▶ Instructions for the task:
Reproduce each record exactly.

▶ Information provided:

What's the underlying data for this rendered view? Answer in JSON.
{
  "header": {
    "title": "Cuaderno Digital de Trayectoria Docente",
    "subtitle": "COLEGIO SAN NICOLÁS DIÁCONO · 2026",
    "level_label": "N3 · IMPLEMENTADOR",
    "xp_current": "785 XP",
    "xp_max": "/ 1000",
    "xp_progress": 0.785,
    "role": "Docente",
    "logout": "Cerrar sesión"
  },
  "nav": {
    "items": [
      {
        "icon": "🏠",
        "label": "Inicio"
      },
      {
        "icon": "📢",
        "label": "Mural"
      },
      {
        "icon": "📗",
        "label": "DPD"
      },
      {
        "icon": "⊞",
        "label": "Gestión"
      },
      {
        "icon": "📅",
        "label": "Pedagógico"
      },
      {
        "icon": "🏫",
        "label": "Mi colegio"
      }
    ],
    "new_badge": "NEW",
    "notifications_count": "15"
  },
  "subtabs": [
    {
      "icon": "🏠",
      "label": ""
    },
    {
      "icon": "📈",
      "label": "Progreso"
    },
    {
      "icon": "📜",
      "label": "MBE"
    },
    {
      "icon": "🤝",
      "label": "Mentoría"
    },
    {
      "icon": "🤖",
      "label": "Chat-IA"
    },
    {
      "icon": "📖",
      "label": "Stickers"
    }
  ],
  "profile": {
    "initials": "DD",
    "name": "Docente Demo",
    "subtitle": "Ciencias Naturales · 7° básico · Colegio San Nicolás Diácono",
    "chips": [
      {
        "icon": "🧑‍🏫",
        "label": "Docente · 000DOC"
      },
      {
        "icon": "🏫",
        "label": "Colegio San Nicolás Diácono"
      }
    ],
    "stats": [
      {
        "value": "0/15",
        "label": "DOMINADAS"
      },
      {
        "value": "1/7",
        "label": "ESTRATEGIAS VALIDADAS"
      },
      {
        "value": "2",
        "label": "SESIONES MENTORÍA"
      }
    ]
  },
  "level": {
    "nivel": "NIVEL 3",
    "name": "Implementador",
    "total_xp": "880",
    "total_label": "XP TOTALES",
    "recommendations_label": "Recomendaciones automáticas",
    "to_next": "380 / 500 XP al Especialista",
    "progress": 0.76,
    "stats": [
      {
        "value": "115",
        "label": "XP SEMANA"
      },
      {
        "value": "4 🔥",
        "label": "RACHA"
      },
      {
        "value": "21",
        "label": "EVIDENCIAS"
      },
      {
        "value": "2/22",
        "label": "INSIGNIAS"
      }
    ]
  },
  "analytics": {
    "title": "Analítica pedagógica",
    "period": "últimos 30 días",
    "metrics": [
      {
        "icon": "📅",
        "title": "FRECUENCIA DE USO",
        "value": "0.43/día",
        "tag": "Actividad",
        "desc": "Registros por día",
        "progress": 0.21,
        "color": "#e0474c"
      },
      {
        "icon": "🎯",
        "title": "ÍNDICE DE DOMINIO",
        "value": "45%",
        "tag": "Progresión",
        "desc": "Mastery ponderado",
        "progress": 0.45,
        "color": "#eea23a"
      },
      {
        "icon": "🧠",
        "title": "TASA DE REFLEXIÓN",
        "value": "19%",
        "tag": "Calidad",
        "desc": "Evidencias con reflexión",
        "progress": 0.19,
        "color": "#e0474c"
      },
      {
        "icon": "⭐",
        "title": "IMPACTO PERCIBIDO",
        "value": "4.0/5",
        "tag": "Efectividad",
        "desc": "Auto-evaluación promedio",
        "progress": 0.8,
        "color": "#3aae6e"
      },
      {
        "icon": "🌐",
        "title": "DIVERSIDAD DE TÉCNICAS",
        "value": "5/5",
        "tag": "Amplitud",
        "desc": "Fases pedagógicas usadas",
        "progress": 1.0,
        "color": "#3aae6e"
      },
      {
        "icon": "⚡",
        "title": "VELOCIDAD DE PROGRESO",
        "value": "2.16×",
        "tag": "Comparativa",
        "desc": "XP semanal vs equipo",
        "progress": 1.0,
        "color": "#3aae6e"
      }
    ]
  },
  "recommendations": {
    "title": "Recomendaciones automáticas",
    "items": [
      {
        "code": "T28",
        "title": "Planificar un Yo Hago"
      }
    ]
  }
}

▶ Worked answer:
What's the underlying data for this rendered view? Answer in JSON.
{
  "header": {
    "title": "Cuaderno Digital de Trayectoria Docente",
    "subtitle": "COLEGIO SAN NICOLÁS DIÁCONO · 2026",
    "level_label": "N3 · IMPLEMENTADOR",
    "xp_current": "785 XP",
    "xp_max": "/ 1000",
    "xp_progress": 0.785,
    "role": "Docente",
    "logout": "Cerrar sesión"
  },
  "nav": {
    "items": [
      {
        "icon": "🏠",
        "label": "Inicio"
      },
      {
        "icon": "📢",
        "label": "Mural"
      },
      {
        "icon": "📗",
        "label": "DPD"
      },
      {
        "icon": "⊞",
        "label": "Gestión"
      },
      {
        "icon": "📅",
        "label": "Pedagógico"
      },
      {
        "icon": "🏫",
        "label": "Mi colegio"
      }
    ],
    "new_badge": "NEW",
    "notifications_count": "15"
  },
  "subtabs": [
    {
      "icon": "🏠",
      "label": ""
    },
    {
      "icon": "📈",
      "label": "Progreso"
    },
    {
      "icon": "📜",
      "label": "MBE"
    },
    {
      "icon": "🤝",
      "label": "Mentoría"
    },
    {
      "icon": "🤖",
      "label": "Chat-IA"
    },
    {
      "icon": "📖",
      "label": "Stickers"
    }
  ],
  "profile": {
    "initials": "DD",
    "name": "Docente Demo",
    "subtitle": "Ciencias Naturales · 7° básico · Colegio San Nicolás Diácono",
    "chips": [
      {
        "icon": "🧑‍🏫",
        "label": "Docente · 000DOC"
      },
      {
        "icon": "🏫",
        "label": "Colegio San Nicolás Diácono"
      }
    ],
    "stats": [
      {
        "value": "0/15",
        "label": "DOMINADAS"
      },
      {
        "value": "1/7",
        "label": "ESTRATEGIAS VALIDADAS"
      },
      {
        "value": "2",
        "label": "SESIONES MENTORÍA"
      }
    ]
  },
  "level": {
    "nivel": "NIVEL 3",
    "name": "Implementador",
    "total_xp": "880",
    "total_label": "XP TOTALES",
    "recommendations_label": "Recomendaciones automáticas",
    "to_next": "380 / 500 XP al Especialista",
    "progress": 0.76,
    "stats": [
      {
        "value": "115",
        "label": "XP SEMANA"
      },
      {
        "value": "4 🔥",
        "label": "RACHA"
      },
      {
        "value": "21",
        "label": "EVIDENCIAS"
      },
      {
        "value": "2/22",
        "label": "INSIGNIAS"
      }
    ]
  },
  "analytics": {
    "title": "Analítica pedagógica",
    "period": "últimos 30 días",
    "metrics": [
      {
        "icon": "📅",
        "title": "FRECUENCIA DE USO",
        "value": "0.43/día",
        "tag": "Actividad",
        "desc": "Registros por día",
        "progress": 0.21,
        "color": "#e0474c"
      },
      {
        "icon": "🎯",
        "title": "ÍNDICE DE DOMINIO",
        "value": "45%",
        "tag": "Progresión",
        "desc": "Mastery ponderado",
        "progress": 0.45,
        "color": "#eea23a"
      },
      {
        "icon": "🧠",
        "title": "TASA DE REFLEXIÓN",
        "value": "19%",
        "tag": "Calidad",
        "desc": "Evidencias con reflexión",
        "progress": 0.19,
        "color": "#e0474c"
      },
      {
        "icon": "⭐",
        "title": "IMPACTO PERCIBIDO",
        "value": "4.0/5",
        "tag": "Efectividad",
        "desc": "Auto-evaluación promedio",
        "progress": 0.8,
        "color": "#3aae6e"
      },
      {
        "icon": "🌐",
        "title": "DIVERSIDAD DE TÉCNICAS",
        "value": "5/5",
        "tag": "Amplitud",
        "desc": "Fases pedagógicas usadas",
        "progress": 1.0,
        "color": "#3aae6e"
      },
      {
        "icon": "⚡",
        "title": "VELOCIDAD DE PROGRESO",
        "value": "2.16×",
        "tag": "Comparativa",
        "desc": "XP semanal vs equipo",
        "progress": 1.0,
        "color": "#3aae6e"
      }
    ]
  },
  "recommendations": {
    "title": "Recomendaciones automáticas",
    "items": [
      {
        "code": "T28",
        "title": "Planificar un Yo Hago"
      }
    ]
  }
}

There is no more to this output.